TO DO
Reproduce each line from the records that holds "Динамо".

________

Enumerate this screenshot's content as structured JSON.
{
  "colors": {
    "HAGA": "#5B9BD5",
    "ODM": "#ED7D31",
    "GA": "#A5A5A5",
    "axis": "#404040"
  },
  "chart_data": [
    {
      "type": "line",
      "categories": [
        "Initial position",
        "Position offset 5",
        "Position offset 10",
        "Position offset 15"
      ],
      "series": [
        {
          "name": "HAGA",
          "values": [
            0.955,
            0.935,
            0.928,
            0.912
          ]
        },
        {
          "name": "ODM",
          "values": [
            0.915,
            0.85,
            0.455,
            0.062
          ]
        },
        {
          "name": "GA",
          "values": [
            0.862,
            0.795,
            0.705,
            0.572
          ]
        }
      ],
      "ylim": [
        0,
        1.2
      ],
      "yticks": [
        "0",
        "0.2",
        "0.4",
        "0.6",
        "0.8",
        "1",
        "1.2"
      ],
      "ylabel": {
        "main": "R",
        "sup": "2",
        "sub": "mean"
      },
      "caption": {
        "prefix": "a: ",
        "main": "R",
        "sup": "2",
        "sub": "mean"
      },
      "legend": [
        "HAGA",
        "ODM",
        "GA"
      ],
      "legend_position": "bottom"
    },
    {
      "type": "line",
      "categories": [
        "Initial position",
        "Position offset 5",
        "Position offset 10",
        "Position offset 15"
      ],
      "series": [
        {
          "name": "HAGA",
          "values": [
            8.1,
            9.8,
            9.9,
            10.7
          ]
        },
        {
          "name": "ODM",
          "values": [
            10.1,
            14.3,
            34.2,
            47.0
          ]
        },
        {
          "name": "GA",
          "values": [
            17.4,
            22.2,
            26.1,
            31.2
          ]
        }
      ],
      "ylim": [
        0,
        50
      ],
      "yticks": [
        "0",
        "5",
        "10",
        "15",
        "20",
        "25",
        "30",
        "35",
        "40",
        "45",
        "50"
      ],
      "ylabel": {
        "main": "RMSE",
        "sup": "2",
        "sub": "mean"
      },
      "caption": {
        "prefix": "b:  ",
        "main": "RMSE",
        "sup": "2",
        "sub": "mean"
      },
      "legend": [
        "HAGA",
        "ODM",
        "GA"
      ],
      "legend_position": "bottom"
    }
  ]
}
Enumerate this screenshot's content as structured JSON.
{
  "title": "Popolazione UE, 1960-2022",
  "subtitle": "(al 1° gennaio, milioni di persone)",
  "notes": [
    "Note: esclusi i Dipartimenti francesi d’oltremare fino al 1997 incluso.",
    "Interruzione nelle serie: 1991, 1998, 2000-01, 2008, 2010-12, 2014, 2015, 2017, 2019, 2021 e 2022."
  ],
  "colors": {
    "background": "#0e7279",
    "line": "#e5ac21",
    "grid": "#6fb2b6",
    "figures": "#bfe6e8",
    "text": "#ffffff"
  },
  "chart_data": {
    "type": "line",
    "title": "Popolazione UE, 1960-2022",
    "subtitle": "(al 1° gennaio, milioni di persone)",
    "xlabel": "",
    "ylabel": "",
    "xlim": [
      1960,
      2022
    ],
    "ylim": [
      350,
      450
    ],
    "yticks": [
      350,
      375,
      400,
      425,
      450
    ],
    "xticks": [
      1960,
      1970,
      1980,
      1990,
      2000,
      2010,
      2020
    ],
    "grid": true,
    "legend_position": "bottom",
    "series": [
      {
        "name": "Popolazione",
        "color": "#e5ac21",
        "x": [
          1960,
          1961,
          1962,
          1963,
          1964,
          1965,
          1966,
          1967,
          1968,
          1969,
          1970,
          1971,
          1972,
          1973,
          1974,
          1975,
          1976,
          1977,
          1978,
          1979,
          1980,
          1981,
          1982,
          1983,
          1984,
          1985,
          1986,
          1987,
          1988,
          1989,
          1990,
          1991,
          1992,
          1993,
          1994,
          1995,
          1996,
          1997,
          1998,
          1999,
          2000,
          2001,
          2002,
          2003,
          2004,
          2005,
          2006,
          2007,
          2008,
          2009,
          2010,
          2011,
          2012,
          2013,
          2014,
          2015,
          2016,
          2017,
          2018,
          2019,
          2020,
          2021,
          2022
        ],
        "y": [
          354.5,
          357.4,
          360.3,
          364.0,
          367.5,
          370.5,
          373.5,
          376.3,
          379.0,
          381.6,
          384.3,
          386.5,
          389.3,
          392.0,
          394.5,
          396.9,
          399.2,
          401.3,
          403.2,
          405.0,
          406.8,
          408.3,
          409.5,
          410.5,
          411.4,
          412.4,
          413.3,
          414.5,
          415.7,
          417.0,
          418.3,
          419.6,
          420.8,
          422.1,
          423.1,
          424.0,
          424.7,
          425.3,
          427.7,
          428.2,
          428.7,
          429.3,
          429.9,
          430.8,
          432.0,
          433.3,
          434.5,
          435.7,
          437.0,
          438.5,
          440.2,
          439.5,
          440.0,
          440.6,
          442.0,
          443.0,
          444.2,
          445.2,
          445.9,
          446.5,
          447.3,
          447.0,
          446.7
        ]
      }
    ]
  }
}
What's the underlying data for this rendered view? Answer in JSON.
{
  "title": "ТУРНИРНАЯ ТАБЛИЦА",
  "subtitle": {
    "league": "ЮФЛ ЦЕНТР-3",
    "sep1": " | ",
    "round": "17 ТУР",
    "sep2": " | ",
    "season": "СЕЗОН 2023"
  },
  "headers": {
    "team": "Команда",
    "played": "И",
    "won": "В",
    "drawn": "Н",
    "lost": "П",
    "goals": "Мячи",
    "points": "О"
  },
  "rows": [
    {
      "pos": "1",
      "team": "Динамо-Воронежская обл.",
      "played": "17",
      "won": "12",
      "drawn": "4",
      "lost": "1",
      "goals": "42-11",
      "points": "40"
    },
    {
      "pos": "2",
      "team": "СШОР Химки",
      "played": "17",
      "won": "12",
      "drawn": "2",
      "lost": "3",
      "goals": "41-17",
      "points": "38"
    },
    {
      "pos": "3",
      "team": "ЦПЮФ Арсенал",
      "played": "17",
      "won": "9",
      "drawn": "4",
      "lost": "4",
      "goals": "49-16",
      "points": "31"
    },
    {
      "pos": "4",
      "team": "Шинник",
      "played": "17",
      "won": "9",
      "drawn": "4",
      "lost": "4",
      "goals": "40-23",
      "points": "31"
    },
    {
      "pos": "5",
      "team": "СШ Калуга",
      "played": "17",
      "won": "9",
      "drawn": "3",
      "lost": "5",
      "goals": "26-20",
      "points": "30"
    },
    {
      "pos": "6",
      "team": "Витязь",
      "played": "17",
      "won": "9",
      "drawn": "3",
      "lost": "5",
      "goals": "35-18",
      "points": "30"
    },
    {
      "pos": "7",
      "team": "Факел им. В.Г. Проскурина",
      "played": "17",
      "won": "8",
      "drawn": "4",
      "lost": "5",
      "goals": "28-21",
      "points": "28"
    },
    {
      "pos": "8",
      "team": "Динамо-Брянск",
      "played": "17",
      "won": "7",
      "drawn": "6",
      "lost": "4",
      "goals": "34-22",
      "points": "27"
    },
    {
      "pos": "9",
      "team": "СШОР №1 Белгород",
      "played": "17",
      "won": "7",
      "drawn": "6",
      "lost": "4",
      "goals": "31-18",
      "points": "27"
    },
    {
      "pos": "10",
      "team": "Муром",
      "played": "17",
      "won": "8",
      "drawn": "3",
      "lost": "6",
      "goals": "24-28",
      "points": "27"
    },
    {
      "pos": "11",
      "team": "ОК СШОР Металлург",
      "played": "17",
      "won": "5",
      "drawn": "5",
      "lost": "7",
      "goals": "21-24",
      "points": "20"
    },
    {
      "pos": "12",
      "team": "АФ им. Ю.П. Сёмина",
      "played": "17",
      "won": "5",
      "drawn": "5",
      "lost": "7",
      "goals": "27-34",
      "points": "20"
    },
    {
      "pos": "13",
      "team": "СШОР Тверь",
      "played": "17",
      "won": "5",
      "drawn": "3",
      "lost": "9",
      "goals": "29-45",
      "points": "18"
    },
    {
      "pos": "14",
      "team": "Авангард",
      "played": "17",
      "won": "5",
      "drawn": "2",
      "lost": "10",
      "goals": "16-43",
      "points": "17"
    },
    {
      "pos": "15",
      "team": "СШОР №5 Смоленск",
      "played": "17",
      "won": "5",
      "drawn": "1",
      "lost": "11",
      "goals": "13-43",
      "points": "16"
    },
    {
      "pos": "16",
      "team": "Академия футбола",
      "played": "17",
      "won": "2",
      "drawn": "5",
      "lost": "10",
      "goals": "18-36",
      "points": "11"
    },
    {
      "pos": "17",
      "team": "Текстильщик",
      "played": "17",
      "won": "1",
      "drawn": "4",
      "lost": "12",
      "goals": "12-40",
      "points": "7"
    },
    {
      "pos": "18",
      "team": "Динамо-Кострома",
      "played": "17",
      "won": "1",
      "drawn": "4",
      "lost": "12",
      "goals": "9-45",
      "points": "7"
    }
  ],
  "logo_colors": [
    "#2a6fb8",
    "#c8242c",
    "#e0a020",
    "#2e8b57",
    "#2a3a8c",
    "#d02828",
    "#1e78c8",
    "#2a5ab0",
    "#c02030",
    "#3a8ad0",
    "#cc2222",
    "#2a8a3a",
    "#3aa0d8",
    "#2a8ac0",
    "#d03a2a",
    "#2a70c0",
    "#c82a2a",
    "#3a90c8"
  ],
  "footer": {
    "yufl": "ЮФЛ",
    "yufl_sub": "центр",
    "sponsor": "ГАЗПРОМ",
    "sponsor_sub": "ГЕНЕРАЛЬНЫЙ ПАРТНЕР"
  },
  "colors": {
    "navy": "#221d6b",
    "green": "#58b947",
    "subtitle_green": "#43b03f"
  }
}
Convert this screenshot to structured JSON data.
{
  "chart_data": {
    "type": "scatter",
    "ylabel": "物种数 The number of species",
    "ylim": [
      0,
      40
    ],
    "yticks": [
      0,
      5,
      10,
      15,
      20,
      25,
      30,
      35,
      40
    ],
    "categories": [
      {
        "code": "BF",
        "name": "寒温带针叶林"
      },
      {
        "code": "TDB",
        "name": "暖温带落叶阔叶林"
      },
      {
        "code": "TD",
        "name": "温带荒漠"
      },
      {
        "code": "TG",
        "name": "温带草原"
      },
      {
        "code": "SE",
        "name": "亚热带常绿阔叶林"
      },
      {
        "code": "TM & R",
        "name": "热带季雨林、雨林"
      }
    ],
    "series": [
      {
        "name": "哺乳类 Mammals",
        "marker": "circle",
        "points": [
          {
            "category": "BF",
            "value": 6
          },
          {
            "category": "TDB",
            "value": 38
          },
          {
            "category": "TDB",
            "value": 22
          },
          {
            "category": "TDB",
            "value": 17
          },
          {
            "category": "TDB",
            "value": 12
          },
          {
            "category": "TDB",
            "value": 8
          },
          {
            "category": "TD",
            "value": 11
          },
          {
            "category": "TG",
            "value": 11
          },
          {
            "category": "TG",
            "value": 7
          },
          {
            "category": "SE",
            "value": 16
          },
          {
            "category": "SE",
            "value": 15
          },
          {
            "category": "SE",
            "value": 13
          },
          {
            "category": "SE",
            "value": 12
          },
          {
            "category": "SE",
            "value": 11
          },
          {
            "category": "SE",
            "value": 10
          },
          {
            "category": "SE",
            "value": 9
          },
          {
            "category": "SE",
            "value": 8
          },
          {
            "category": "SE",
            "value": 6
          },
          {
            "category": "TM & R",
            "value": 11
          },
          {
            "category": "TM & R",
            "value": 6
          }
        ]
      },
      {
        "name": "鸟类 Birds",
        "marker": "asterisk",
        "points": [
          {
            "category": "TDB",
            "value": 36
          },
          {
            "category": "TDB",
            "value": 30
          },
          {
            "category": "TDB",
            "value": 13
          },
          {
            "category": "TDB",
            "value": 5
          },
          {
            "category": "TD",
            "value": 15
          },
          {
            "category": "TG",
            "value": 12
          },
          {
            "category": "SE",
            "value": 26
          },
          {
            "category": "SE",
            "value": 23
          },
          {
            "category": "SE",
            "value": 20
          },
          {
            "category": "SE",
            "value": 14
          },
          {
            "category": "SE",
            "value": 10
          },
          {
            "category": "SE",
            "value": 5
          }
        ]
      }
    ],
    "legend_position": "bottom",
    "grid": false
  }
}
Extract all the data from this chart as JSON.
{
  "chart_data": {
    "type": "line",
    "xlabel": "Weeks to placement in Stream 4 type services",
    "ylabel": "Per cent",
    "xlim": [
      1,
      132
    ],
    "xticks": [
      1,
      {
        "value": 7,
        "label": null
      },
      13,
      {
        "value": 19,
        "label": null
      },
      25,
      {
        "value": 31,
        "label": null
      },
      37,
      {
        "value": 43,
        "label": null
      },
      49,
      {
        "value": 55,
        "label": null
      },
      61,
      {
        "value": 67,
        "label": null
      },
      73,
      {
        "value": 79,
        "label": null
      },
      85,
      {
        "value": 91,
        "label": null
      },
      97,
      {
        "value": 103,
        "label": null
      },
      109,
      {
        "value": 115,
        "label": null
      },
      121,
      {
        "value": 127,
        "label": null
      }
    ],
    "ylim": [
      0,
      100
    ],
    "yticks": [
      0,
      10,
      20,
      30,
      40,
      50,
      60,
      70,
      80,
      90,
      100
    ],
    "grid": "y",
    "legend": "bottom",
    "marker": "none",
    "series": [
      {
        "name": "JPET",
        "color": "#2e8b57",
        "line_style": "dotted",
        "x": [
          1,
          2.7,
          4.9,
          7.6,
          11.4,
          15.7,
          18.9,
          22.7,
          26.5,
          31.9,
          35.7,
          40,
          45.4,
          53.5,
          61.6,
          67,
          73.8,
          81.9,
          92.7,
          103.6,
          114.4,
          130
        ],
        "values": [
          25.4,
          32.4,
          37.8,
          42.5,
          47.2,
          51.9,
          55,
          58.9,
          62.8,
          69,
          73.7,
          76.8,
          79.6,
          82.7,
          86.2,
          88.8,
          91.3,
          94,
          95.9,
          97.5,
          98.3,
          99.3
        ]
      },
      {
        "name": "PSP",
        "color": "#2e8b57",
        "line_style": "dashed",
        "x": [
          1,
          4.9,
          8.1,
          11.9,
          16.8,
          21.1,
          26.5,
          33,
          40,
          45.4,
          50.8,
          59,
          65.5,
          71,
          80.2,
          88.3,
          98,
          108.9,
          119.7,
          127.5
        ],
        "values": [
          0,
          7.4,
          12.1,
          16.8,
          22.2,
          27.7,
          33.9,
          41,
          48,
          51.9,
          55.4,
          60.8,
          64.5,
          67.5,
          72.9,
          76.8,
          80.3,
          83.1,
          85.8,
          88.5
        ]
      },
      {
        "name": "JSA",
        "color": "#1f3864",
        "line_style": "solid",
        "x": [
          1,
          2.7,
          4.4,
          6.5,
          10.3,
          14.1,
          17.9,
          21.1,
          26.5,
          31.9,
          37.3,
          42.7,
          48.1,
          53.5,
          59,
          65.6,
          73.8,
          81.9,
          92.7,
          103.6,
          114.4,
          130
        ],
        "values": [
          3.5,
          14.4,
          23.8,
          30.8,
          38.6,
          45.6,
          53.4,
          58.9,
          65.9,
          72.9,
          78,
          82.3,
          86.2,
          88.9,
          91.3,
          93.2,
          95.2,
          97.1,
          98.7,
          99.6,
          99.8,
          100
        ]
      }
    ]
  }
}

________

WRITTEN ANSWER
      "team": "Динамо-Воронежская обл.",
      "team": "Динамо-Брянск",
      "team": "Динамо-Кострома",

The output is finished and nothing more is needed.